From the entries that follow, extract each line holding the string "name".

+--

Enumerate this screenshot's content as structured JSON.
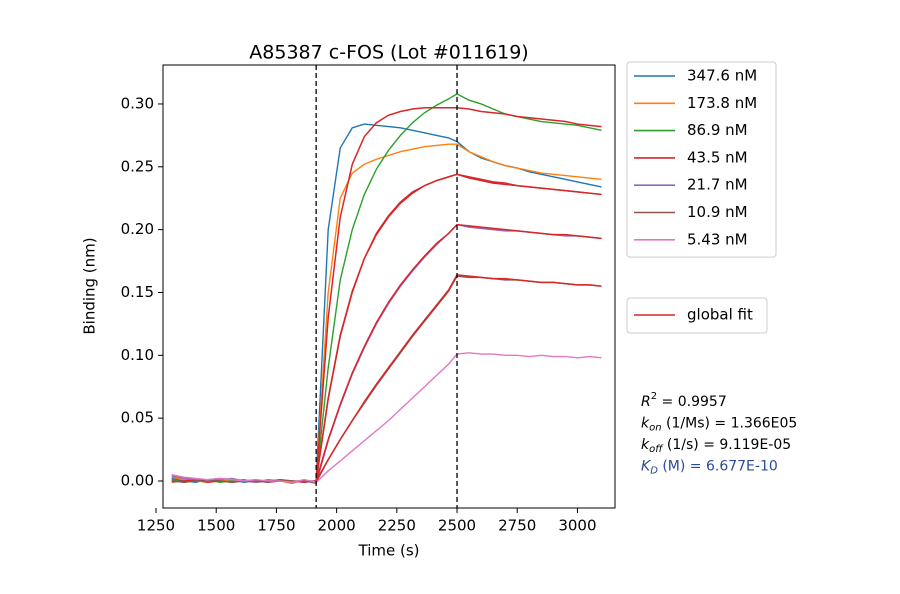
{
  "chart_data": {
    "type": "line",
    "title": "A85387 c-FOS (Lot #011619)",
    "x_label": "Time (s)",
    "y_label": "Binding (nm)",
    "xlim": [
      1279,
      3156
    ],
    "ylim": [
      -0.0215,
      0.331
    ],
    "xticks": [
      1250,
      1500,
      1750,
      2000,
      2250,
      2500,
      2750,
      3000
    ],
    "yticks": [
      {
        "value": 0,
        "label": "0.00"
      },
      {
        "value": 0.05,
        "label": "0.05"
      },
      {
        "value": 0.1,
        "label": "0.10"
      },
      {
        "value": 0.15,
        "label": "0.15"
      },
      {
        "value": 0.2,
        "label": "0.20"
      },
      {
        "value": 0.25,
        "label": "0.25"
      },
      {
        "value": 0.3,
        "label": "0.30"
      }
    ],
    "vlines": [
      1915,
      2500
    ],
    "x": [
      1315,
      1365,
      1415,
      1465,
      1515,
      1565,
      1615,
      1665,
      1715,
      1765,
      1815,
      1865,
      1915,
      1965,
      2015,
      2065,
      2115,
      2165,
      2215,
      2265,
      2315,
      2365,
      2415,
      2465,
      2500,
      2550,
      2600,
      2650,
      2700,
      2750,
      2800,
      2850,
      2900,
      2950,
      3000,
      3050,
      3100
    ],
    "series": [
      {
        "name": "347.6 nM",
        "color": "#1f77b4",
        "values": [
          0.002,
          0.0,
          -0.001,
          0.001,
          0.002,
          0.001,
          -0.001,
          0.0,
          -0.001,
          0.001,
          -0.001,
          0.0,
          0.0,
          0.2,
          0.265,
          0.281,
          0.284,
          0.283,
          0.282,
          0.281,
          0.279,
          0.277,
          0.275,
          0.273,
          0.27,
          0.262,
          0.257,
          0.254,
          0.251,
          0.249,
          0.246,
          0.244,
          0.242,
          0.24,
          0.238,
          0.236,
          0.234
        ]
      },
      {
        "name": "173.8 nM",
        "color": "#ff7f0e",
        "values": [
          0.003,
          0.001,
          0.0,
          -0.001,
          0.0,
          0.001,
          0.0,
          -0.001,
          0.0,
          0.0,
          -0.002,
          0.001,
          -0.001,
          0.15,
          0.225,
          0.245,
          0.252,
          0.256,
          0.259,
          0.262,
          0.264,
          0.266,
          0.267,
          0.268,
          0.268,
          0.262,
          0.258,
          0.254,
          0.251,
          0.249,
          0.247,
          0.245,
          0.244,
          0.243,
          0.242,
          0.241,
          0.24
        ]
      },
      {
        "name": "86.9 nM",
        "color": "#2ca02c",
        "values": [
          0.001,
          -0.001,
          0.0,
          0.001,
          -0.001,
          0.0,
          0.001,
          -0.001,
          0.0,
          0.001,
          0.0,
          -0.001,
          0.0,
          0.09,
          0.16,
          0.2,
          0.228,
          0.248,
          0.263,
          0.275,
          0.285,
          0.293,
          0.299,
          0.304,
          0.308,
          0.303,
          0.3,
          0.296,
          0.292,
          0.29,
          0.288,
          0.286,
          0.285,
          0.284,
          0.283,
          0.281,
          0.279
        ]
      },
      {
        "name": "43.5 nM",
        "color": "#d62728",
        "values": [
          -0.001,
          0.0,
          0.001,
          -0.001,
          0.0,
          -0.001,
          0.0,
          0.001,
          -0.001,
          0.0,
          0.0,
          -0.001,
          0.0,
          0.065,
          0.115,
          0.15,
          0.177,
          0.197,
          0.211,
          0.222,
          0.23,
          0.235,
          0.239,
          0.242,
          0.244,
          0.241,
          0.239,
          0.237,
          0.236,
          0.235,
          0.234,
          0.233,
          0.232,
          0.231,
          0.23,
          0.229,
          0.228
        ]
      },
      {
        "name": "21.7 nM",
        "color": "#9467bd",
        "values": [
          0.004,
          0.002,
          0.001,
          0.0,
          0.001,
          0.002,
          0.0,
          -0.001,
          0.001,
          0.0,
          -0.001,
          0.0,
          -0.002,
          0.032,
          0.06,
          0.085,
          0.106,
          0.125,
          0.141,
          0.155,
          0.167,
          0.178,
          0.188,
          0.197,
          0.204,
          0.202,
          0.201,
          0.2,
          0.199,
          0.199,
          0.198,
          0.197,
          0.196,
          0.195,
          0.195,
          0.194,
          0.193
        ]
      },
      {
        "name": "10.9 nM",
        "color": "#8c564b",
        "values": [
          0.0,
          -0.001,
          0.0,
          0.001,
          0.0,
          -0.001,
          0.0,
          0.0,
          -0.001,
          0.001,
          0.0,
          0.0,
          -0.001,
          0.017,
          0.033,
          0.048,
          0.062,
          0.076,
          0.089,
          0.102,
          0.115,
          0.127,
          0.139,
          0.151,
          0.163,
          0.162,
          0.162,
          0.161,
          0.16,
          0.16,
          0.159,
          0.158,
          0.158,
          0.157,
          0.156,
          0.156,
          0.155
        ]
      },
      {
        "name": "5.43 nM",
        "color": "#e377c2",
        "values": [
          0.005,
          0.003,
          0.002,
          0.001,
          0.002,
          0.001,
          0.0,
          0.001,
          0.0,
          0.0,
          -0.001,
          0.001,
          -0.001,
          0.008,
          0.016,
          0.024,
          0.032,
          0.04,
          0.048,
          0.057,
          0.066,
          0.075,
          0.084,
          0.093,
          0.101,
          0.102,
          0.101,
          0.101,
          0.1,
          0.1,
          0.099,
          0.1,
          0.099,
          0.099,
          0.098,
          0.099,
          0.098
        ]
      }
    ],
    "fit": {
      "name": "global fit",
      "color": "#d62728",
      "curves": [
        [
          null,
          null,
          null,
          null,
          null,
          null,
          null,
          null,
          null,
          null,
          null,
          null,
          0,
          0.13,
          0.21,
          0.252,
          0.274,
          0.285,
          0.291,
          0.294,
          0.296,
          0.297,
          0.297,
          0.297,
          0.297,
          0.296,
          0.294,
          0.293,
          0.292,
          0.29,
          0.289,
          0.288,
          0.287,
          0.286,
          0.284,
          0.283,
          0.282
        ],
        [
          null,
          null,
          null,
          null,
          null,
          null,
          null,
          null,
          null,
          null,
          null,
          null,
          0,
          0.066,
          0.116,
          0.151,
          0.177,
          0.196,
          0.21,
          0.221,
          0.229,
          0.235,
          0.239,
          0.242,
          0.244,
          0.242,
          0.24,
          0.238,
          0.237,
          0.235,
          0.234,
          0.233,
          0.232,
          0.231,
          0.23,
          0.229,
          0.228
        ],
        [
          null,
          null,
          null,
          null,
          null,
          null,
          null,
          null,
          null,
          null,
          null,
          null,
          0,
          0.033,
          0.061,
          0.086,
          0.107,
          0.126,
          0.142,
          0.156,
          0.168,
          0.179,
          0.189,
          0.197,
          0.204,
          0.203,
          0.202,
          0.201,
          0.2,
          0.199,
          0.198,
          0.197,
          0.196,
          0.196,
          0.195,
          0.194,
          0.193
        ],
        [
          null,
          null,
          null,
          null,
          null,
          null,
          null,
          null,
          null,
          null,
          null,
          null,
          0,
          0.017,
          0.033,
          0.048,
          0.063,
          0.077,
          0.09,
          0.103,
          0.116,
          0.128,
          0.14,
          0.152,
          0.164,
          0.163,
          0.162,
          0.161,
          0.161,
          0.16,
          0.159,
          0.158,
          0.158,
          0.157,
          0.156,
          0.156,
          0.155
        ]
      ]
    },
    "annotations": [
      {
        "symbol": "R",
        "superscript": "2",
        "text": " = 0.9957",
        "color": "#000000"
      },
      {
        "symbol": "k",
        "subscript": "on",
        "text": " (1/Ms) = 1.366E05",
        "color": "#000000"
      },
      {
        "symbol": "k",
        "subscript": "off",
        "text": " (1/s) = 9.119E-05",
        "color": "#000000"
      },
      {
        "symbol": "K",
        "subscript": "D",
        "text": " (M) = 6.677E-10",
        "color": "#2b4a9a"
      }
    ]
  }
}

+--

Task answer
        "name": "347.6 nM",
        "name": "173.8 nM",
        "name": "86.9 nM",
        "name": "43.5 nM",
        "name": "21.7 nM",
        "name": "10.9 nM",
        "name": "5.43 nM",
      "name": "global fit",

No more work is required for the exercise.